Your instructions: Copy out the complete listing, word for word.

Supplied data:
==============================

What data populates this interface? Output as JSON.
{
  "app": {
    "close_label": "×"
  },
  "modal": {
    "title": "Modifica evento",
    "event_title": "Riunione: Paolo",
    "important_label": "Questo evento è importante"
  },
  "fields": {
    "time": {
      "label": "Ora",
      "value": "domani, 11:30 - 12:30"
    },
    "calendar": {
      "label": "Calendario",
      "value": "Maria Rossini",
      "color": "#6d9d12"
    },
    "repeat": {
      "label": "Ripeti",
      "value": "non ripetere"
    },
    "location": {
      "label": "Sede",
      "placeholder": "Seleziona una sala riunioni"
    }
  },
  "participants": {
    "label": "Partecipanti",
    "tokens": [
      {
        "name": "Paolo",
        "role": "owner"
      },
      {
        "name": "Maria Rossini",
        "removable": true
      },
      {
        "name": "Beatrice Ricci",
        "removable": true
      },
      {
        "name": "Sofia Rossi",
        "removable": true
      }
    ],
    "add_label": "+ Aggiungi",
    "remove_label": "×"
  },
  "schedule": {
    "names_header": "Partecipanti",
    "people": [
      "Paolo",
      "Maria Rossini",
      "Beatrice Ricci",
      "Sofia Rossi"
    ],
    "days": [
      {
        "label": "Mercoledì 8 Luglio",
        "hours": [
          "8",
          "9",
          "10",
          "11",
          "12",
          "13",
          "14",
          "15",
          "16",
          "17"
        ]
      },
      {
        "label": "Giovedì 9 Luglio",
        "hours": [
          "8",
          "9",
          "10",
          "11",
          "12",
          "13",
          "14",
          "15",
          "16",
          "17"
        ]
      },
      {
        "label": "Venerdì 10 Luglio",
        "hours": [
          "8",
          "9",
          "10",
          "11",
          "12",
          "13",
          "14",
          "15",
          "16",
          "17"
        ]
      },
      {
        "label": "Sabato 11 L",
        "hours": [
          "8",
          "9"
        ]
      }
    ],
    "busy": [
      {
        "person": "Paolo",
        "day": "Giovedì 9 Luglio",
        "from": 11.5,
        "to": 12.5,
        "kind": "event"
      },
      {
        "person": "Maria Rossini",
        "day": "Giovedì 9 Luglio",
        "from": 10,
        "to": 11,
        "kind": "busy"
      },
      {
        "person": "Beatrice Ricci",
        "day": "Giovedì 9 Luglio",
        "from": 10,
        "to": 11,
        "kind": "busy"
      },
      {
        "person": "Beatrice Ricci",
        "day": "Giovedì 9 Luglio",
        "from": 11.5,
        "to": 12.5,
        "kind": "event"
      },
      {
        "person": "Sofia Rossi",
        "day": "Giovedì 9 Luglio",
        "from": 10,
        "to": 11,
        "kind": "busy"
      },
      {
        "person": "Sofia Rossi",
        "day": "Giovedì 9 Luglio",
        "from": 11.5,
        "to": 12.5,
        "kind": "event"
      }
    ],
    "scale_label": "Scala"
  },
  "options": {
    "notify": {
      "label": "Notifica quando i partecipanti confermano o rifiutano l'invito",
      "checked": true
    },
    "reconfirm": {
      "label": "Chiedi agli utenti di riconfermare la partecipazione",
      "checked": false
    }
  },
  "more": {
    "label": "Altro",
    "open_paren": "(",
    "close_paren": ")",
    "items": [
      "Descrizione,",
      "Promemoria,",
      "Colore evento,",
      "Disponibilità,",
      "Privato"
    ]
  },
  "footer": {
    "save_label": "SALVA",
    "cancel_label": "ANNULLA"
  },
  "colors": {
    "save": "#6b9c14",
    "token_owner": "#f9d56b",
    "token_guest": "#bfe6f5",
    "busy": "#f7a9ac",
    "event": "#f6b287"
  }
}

==============================

Exercise result:
What data populates this interface? Output as JSON.
{
  "app": {
    "close_label": "×"
  },
  "modal": {
    "title": "Modifica evento",
    "event_title": "Riunione: Paolo",
    "important_label": "Questo evento è importante"
  },
  "fields": {
    "time": {
      "label": "Ora",
      "value": "domani, 11:30 - 12:30"
    },
    "calendar": {
      "label": "Calendario",
      "value": "Maria Rossini",
      "color": "#6d9d12"
    },
    "repeat": {
      "label": "Ripeti",
      "value": "non ripetere"
    },
    "location": {
      "label": "Sede",
      "placeholder": "Seleziona una sala riunioni"
    }
  },
  "participants": {
    "label": "Partecipanti",
    "tokens": [
      {
        "name": "Paolo",
        "role": "owner"
      },
      {
        "name": "Maria Rossini",
        "removable": true
      },
      {
        "name": "Beatrice Ricci",
        "removable": true
      },
      {
        "name": "Sofia Rossi",
        "removable": true
      }
    ],
    "add_label": "+ Aggiungi",
    "remove_label": "×"
  },
  "schedule": {
    "names_header": "Partecipanti",
    "people": [
      "Paolo",
      "Maria Rossini",
      "Beatrice Ricci",
      "Sofia Rossi"
    ],
    "days": [
      {
        "label": "Mercoledì 8 Luglio",
        "hours": [
          "8",
          "9",
          "10",
          "11",
          "12",
          "13",
          "14",
          "15",
          "16",
          "17"
        ]
      },
      {
        "label": "Giovedì 9 Luglio",
        "hours": [
          "8",
          "9",
          "10",
          "11",
          "12",
          "13",
          "14",
          "15",
          "16",
          "17"
        ]
      },
      {
        "label": "Venerdì 10 Luglio",
        "hours": [
          "8",
          "9",
          "10",
          "11",
          "12",
          "13",
          "14",
          "15",
          "16",
          "17"
        ]
      },
      {
        "label": "Sabato 11 L",
        "hours": [
          "8",
          "9"
        ]
      }
    ],
    "busy": [
      {
        "person": "Paolo",
        "day": "Giovedì 9 Luglio",
        "from": 11.5,
        "to": 12.5,
        "kind": "event"
      },
      {
        "person": "Maria Rossini",
        "day": "Giovedì 9 Luglio",
        "from": 10,
        "to": 11,
        "kind": "busy"
      },
      {
        "person": "Beatrice Ricci",
        "day": "Giovedì 9 Luglio",
        "from": 10,
        "to": 11,
        "kind": "busy"
      },
      {
        "person": "Beatrice Ricci",
        "day": "Giovedì 9 Luglio",
        "from": 11.5,
        "to": 12.5,
        "kind": "event"
      },
      {
        "person": "Sofia Rossi",
        "day": "Giovedì 9 Luglio",
        "from": 10,
        "to": 11,
        "kind": "busy"
      },
      {
        "person": "Sofia Rossi",
        "day": "Giovedì 9 Luglio",
        "from": 11.5,
        "to": 12.5,
        "kind": "event"
      }
    ],
    "scale_label": "Scala"
  },
  "options": {
    "notify": {
      "label": "Notifica quando i partecipanti confermano o rifiutano l'invito",
      "checked": true
    },
    "reconfirm": {
      "label": "Chiedi agli utenti di riconfermare la partecipazione",
      "checked": false
    }
  },
  "more": {
    "label": "Altro",
    "open_paren": "(",
    "close_paren": ")",
    "items": [
      "Descrizione,",
      "Promemoria,",
      "Colore evento,",
      "Disponibilità,",
      "Privato"
    ]
  },
  "footer": {
    "save_label": "SALVA",
    "cancel_label": "ANNULLA"
  },
  "colors": {
    "save": "#6b9c14",
    "token_owner": "#f9d56b",
    "token_guest": "#bfe6f5",
    "busy": "#f7a9ac",
    "event": "#f6b287"
  }
}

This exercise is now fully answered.